Required task – Write the data out again exactly, dropping any images it holds.

[Stored records]
-*-
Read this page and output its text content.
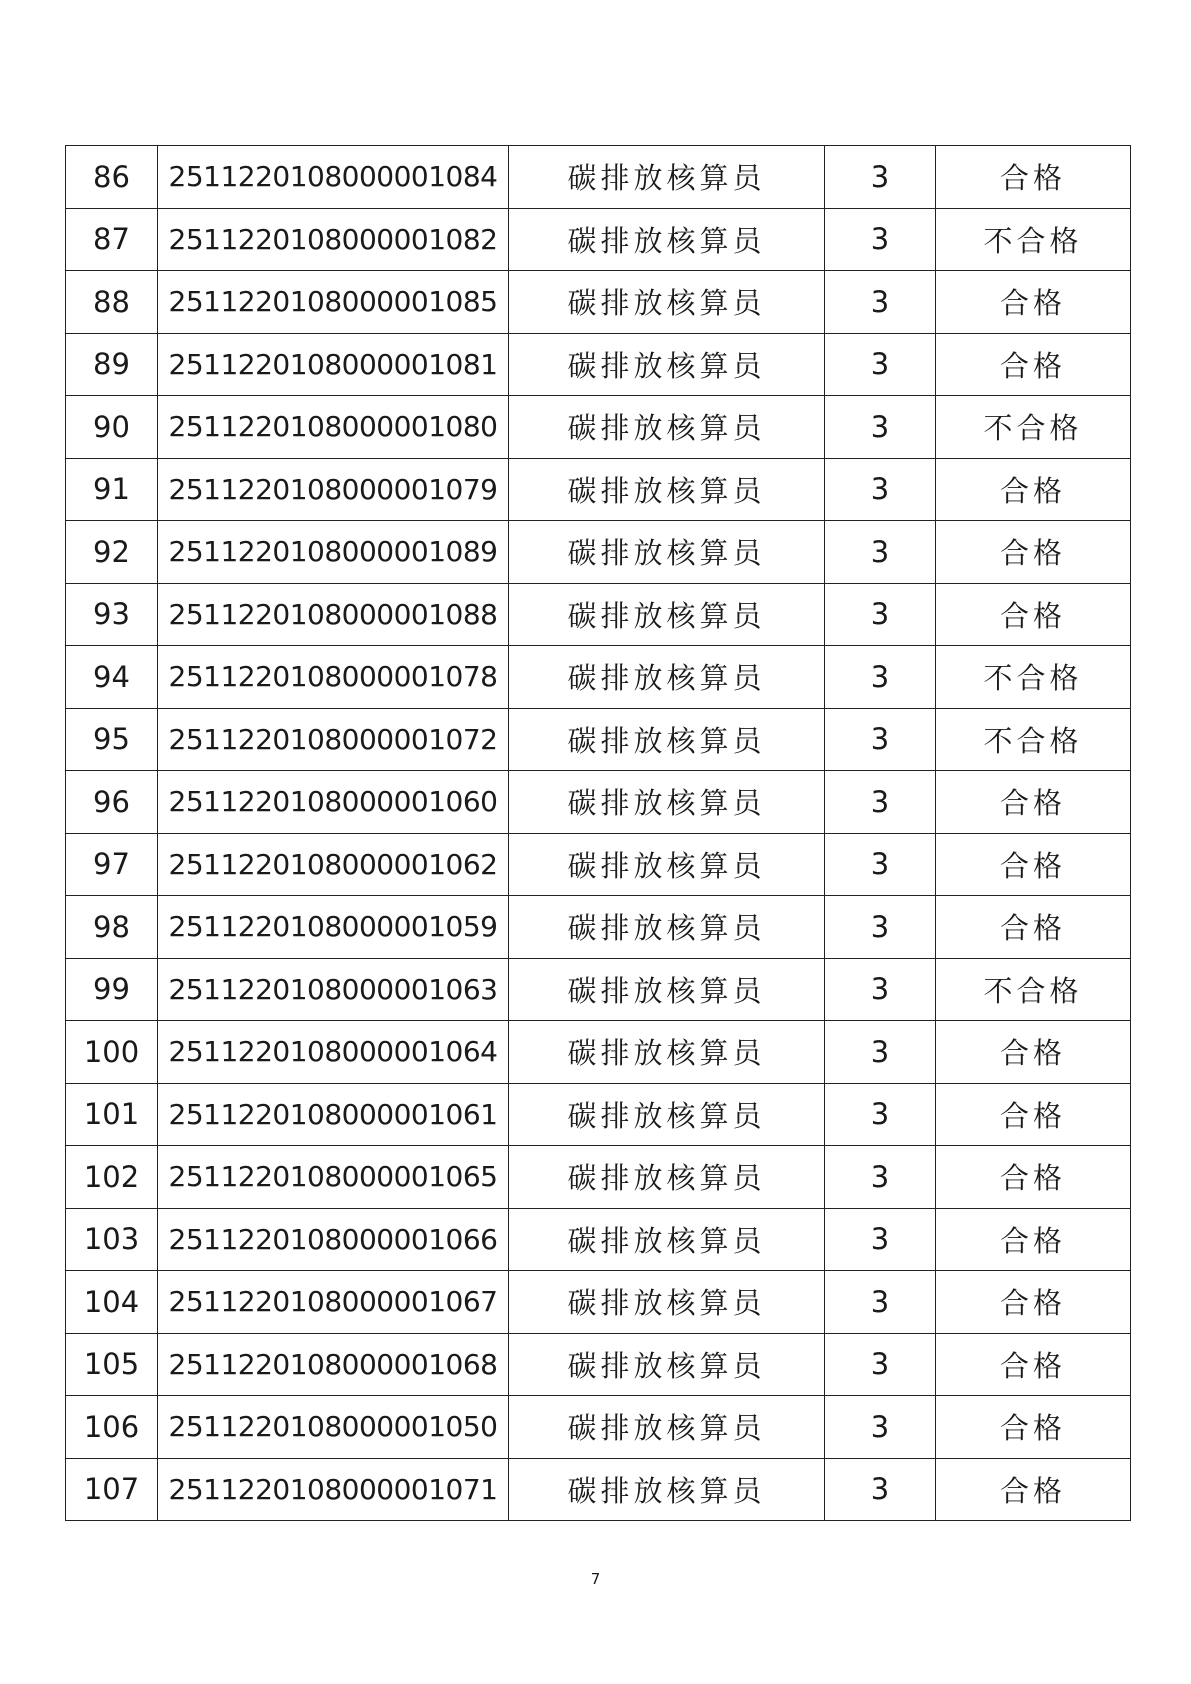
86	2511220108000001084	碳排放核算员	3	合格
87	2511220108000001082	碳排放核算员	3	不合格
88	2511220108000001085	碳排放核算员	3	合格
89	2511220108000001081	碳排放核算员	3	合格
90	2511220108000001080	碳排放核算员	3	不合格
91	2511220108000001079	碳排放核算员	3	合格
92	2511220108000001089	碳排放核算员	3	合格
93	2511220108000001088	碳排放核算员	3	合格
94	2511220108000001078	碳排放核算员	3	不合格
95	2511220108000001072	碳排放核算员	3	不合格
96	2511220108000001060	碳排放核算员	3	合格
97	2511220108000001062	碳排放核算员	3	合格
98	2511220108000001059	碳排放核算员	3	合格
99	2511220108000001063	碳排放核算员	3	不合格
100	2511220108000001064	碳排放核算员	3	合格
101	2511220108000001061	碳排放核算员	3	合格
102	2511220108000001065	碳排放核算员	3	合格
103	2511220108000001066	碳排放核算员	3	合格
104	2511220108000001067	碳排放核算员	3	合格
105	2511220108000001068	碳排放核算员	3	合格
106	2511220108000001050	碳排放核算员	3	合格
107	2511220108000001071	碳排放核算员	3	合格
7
-*-
Solution below –
Read this page and output its text content.
86	2511220108000001084	碳排放核算员	3	合格
87	2511220108000001082	碳排放核算员	3	不合格
88	2511220108000001085	碳排放核算员	3	合格
89	2511220108000001081	碳排放核算员	3	合格
90	2511220108000001080	碳排放核算员	3	不合格
91	2511220108000001079	碳排放核算员	3	合格
92	2511220108000001089	碳排放核算员	3	合格
93	2511220108000001088	碳排放核算员	3	合格
94	2511220108000001078	碳排放核算员	3	不合格
95	2511220108000001072	碳排放核算员	3	不合格
96	2511220108000001060	碳排放核算员	3	合格
97	2511220108000001062	碳排放核算员	3	合格
98	2511220108000001059	碳排放核算员	3	合格
99	2511220108000001063	碳排放核算员	3	不合格
100	2511220108000001064	碳排放核算员	3	合格
101	2511220108000001061	碳排放核算员	3	合格
102	2511220108000001065	碳排放核算员	3	合格
103	2511220108000001066	碳排放核算员	3	合格
104	2511220108000001067	碳排放核算员	3	合格
105	2511220108000001068	碳排放核算员	3	合格
106	2511220108000001050	碳排放核算员	3	合格
107	2511220108000001071	碳排放核算员	3	合格
7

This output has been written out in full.